> _TASK INSTRUCTIONS_:
Pull out every line in the data that has the string "this" in it.

Collected data entries:

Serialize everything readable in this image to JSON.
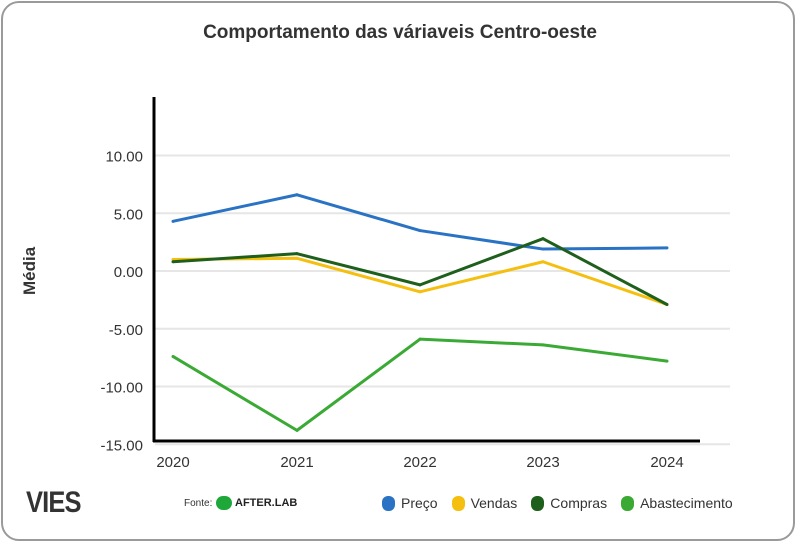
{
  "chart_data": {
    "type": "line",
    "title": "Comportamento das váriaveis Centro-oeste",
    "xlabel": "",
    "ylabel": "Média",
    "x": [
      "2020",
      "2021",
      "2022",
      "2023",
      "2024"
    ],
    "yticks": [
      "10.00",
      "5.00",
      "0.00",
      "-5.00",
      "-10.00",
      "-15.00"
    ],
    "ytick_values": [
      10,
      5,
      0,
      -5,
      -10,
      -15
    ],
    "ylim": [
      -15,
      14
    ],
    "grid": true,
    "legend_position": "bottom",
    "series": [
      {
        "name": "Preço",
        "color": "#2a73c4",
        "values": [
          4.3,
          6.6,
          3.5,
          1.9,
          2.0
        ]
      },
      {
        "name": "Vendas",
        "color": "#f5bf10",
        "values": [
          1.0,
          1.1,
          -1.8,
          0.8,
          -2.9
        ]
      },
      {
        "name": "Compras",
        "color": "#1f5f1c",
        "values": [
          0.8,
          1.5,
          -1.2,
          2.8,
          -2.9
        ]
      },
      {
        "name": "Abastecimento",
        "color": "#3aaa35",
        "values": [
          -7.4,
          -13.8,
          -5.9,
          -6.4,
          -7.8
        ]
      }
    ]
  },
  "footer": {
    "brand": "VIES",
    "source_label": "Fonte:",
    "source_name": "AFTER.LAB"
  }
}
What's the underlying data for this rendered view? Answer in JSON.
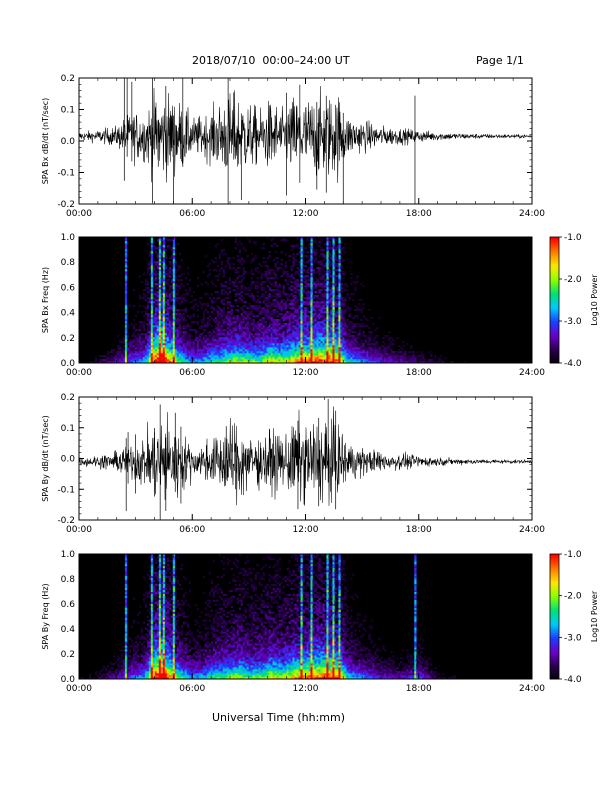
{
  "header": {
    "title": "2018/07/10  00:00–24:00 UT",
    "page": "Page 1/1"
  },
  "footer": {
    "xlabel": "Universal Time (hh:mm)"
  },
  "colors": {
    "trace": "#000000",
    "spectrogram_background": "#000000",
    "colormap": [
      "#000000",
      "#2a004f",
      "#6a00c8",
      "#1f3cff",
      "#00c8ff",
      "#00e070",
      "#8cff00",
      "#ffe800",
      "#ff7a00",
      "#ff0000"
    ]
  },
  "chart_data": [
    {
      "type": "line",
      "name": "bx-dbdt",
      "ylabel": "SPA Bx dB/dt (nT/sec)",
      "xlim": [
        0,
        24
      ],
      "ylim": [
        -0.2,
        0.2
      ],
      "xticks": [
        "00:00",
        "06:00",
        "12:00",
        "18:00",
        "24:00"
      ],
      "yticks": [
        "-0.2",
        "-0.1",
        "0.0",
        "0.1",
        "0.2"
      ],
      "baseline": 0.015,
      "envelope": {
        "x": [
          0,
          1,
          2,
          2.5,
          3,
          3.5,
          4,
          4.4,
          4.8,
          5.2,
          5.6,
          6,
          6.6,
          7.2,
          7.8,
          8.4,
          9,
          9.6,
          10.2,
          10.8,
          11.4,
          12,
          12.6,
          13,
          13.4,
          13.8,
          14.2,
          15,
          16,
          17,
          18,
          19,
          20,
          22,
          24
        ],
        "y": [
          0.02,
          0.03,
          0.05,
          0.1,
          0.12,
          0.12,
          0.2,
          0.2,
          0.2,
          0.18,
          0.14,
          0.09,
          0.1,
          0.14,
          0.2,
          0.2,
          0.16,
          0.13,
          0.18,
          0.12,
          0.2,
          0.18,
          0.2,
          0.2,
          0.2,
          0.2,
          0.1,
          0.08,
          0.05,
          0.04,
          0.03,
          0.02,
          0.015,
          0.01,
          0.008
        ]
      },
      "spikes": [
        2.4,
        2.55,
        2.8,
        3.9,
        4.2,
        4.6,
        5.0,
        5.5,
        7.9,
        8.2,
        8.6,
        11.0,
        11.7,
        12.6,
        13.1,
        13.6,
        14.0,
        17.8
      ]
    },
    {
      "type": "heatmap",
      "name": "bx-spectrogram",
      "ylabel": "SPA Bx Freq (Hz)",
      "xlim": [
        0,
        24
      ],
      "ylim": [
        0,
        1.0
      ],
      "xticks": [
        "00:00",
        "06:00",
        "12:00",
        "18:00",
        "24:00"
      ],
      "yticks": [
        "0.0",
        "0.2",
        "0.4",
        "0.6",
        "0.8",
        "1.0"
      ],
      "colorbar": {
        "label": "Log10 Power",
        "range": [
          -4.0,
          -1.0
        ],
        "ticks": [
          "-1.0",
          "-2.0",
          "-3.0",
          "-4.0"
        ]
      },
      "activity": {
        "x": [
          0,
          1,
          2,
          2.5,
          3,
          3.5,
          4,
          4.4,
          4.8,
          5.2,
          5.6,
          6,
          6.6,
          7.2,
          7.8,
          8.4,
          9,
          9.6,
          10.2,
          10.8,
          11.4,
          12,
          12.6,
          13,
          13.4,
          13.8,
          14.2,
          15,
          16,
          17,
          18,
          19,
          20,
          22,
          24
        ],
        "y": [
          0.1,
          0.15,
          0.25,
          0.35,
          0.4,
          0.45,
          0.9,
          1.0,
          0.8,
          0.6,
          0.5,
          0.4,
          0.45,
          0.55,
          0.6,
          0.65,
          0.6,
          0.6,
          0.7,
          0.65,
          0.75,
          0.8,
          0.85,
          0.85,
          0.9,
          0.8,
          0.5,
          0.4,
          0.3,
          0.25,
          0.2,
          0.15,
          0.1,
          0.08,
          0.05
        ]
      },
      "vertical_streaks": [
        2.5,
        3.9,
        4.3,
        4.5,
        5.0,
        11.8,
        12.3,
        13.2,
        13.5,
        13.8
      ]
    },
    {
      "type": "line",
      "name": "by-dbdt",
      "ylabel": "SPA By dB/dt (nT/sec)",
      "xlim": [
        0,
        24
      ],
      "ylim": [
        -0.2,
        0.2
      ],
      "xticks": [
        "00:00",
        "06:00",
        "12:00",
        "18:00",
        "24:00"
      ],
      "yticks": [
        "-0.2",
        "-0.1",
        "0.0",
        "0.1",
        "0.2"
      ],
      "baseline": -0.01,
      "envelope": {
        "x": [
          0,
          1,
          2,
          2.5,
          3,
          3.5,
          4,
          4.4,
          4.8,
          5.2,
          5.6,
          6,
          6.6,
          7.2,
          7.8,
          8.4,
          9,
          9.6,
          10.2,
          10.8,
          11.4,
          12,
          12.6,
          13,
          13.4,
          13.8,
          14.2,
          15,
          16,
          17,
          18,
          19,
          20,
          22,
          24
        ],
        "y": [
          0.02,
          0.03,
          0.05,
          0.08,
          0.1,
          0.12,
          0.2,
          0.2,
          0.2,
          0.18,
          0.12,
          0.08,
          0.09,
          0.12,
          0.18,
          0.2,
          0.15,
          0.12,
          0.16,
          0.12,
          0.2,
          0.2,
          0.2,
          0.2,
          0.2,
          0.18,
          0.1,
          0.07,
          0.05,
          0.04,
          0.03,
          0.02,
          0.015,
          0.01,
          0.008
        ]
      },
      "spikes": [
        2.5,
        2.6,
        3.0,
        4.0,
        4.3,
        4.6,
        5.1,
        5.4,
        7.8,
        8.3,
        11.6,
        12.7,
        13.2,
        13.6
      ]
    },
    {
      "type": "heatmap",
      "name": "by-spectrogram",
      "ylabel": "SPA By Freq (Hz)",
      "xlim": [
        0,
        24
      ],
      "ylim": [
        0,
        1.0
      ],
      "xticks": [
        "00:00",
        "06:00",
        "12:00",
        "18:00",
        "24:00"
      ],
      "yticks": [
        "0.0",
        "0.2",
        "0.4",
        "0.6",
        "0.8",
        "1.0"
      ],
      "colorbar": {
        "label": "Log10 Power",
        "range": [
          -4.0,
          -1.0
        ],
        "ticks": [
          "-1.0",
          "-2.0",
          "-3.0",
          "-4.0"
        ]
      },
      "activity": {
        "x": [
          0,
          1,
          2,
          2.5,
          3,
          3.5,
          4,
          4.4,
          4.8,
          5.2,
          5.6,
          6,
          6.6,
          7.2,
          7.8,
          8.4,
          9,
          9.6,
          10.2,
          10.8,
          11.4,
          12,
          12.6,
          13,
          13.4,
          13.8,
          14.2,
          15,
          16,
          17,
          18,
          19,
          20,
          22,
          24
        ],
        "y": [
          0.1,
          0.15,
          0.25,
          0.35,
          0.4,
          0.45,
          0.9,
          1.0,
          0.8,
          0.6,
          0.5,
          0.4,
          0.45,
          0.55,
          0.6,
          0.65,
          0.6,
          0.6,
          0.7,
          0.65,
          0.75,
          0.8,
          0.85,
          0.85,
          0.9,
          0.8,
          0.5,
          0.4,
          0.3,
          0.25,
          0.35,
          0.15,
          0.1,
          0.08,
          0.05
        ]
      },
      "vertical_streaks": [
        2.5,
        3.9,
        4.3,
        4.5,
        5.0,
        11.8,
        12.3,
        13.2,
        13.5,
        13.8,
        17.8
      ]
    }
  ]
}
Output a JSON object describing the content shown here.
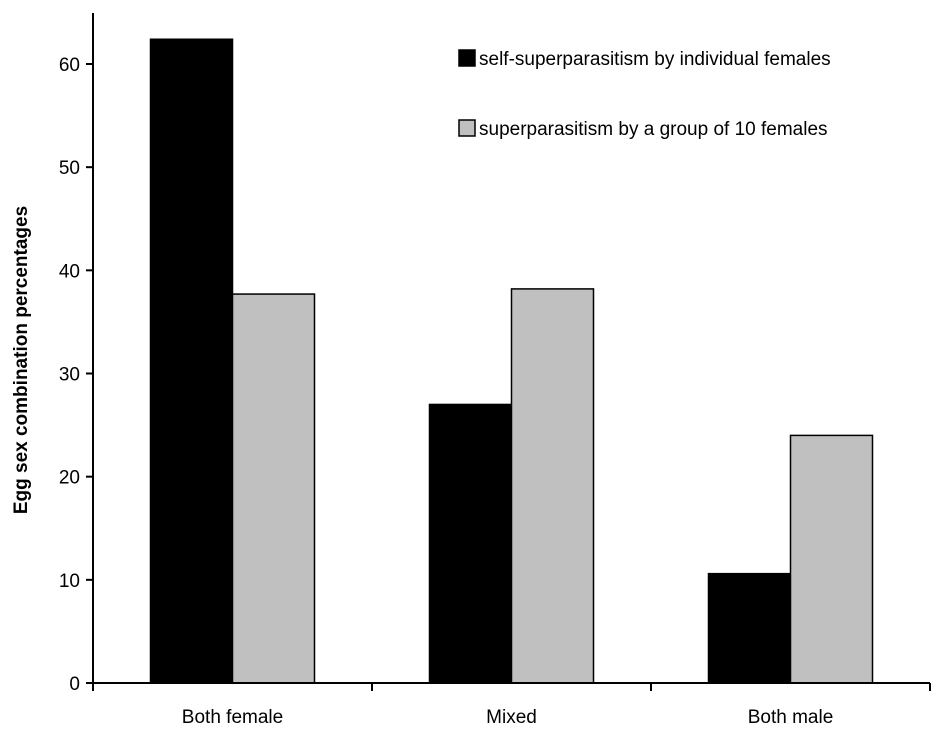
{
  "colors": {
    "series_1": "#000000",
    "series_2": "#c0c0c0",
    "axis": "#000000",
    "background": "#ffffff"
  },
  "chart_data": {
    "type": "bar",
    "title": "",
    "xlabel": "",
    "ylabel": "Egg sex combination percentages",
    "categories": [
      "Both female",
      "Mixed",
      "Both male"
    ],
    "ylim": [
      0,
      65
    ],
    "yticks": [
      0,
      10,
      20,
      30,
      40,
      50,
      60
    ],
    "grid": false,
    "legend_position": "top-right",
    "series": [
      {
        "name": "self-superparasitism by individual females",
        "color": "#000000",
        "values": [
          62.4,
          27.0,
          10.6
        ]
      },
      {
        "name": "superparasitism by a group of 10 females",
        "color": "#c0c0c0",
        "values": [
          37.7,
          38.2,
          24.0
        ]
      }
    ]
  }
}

> _SOLUTION BELOW_:
Serialize everything readable in this image to JSON.
What's the underlying data for this rendered view? Answer in JSON.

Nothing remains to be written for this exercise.